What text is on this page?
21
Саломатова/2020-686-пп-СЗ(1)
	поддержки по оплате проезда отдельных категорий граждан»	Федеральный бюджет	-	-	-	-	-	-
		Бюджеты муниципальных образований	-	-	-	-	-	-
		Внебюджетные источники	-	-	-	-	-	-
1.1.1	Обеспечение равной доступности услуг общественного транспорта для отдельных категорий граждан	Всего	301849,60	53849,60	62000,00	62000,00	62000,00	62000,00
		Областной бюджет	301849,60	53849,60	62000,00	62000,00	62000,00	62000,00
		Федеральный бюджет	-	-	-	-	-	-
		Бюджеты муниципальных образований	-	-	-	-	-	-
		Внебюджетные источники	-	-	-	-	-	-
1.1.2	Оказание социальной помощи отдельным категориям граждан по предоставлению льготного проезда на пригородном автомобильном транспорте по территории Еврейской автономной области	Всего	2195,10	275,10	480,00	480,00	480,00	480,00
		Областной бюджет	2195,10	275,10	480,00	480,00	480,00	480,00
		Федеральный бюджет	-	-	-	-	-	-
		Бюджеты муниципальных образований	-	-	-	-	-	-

What you have to do:
Repeat the whole listing exactly, keeping every line intact.

Exercise response:
What text is on this page?
21
Саломатова/2020-686-пп-СЗ(1)
	поддержки по оплате проезда отдельных категорий граждан»	Федеральный бюджет	-	-	-	-	-	-
		Бюджеты муниципальных образований	-	-	-	-	-	-
		Внебюджетные источники	-	-	-	-	-	-
1.1.1	Обеспечение равной доступности услуг общественного транспорта для отдельных категорий граждан	Всего	301849,60	53849,60	62000,00	62000,00	62000,00	62000,00
		Областной бюджет	301849,60	53849,60	62000,00	62000,00	62000,00	62000,00
		Федеральный бюджет	-	-	-	-	-	-
		Бюджеты муниципальных образований	-	-	-	-	-	-
		Внебюджетные источники	-	-	-	-	-	-
1.1.2	Оказание социальной помощи отдельным категориям граждан по предоставлению льготного проезда на пригородном автомобильном транспорте по территории Еврейской автономной области	Всего	2195,10	275,10	480,00	480,00	480,00	480,00
		Областной бюджет	2195,10	275,10	480,00	480,00	480,00	480,00
		Федеральный бюджет	-	-	-	-	-	-
		Бюджеты муниципальных образований	-	-	-	-	-	-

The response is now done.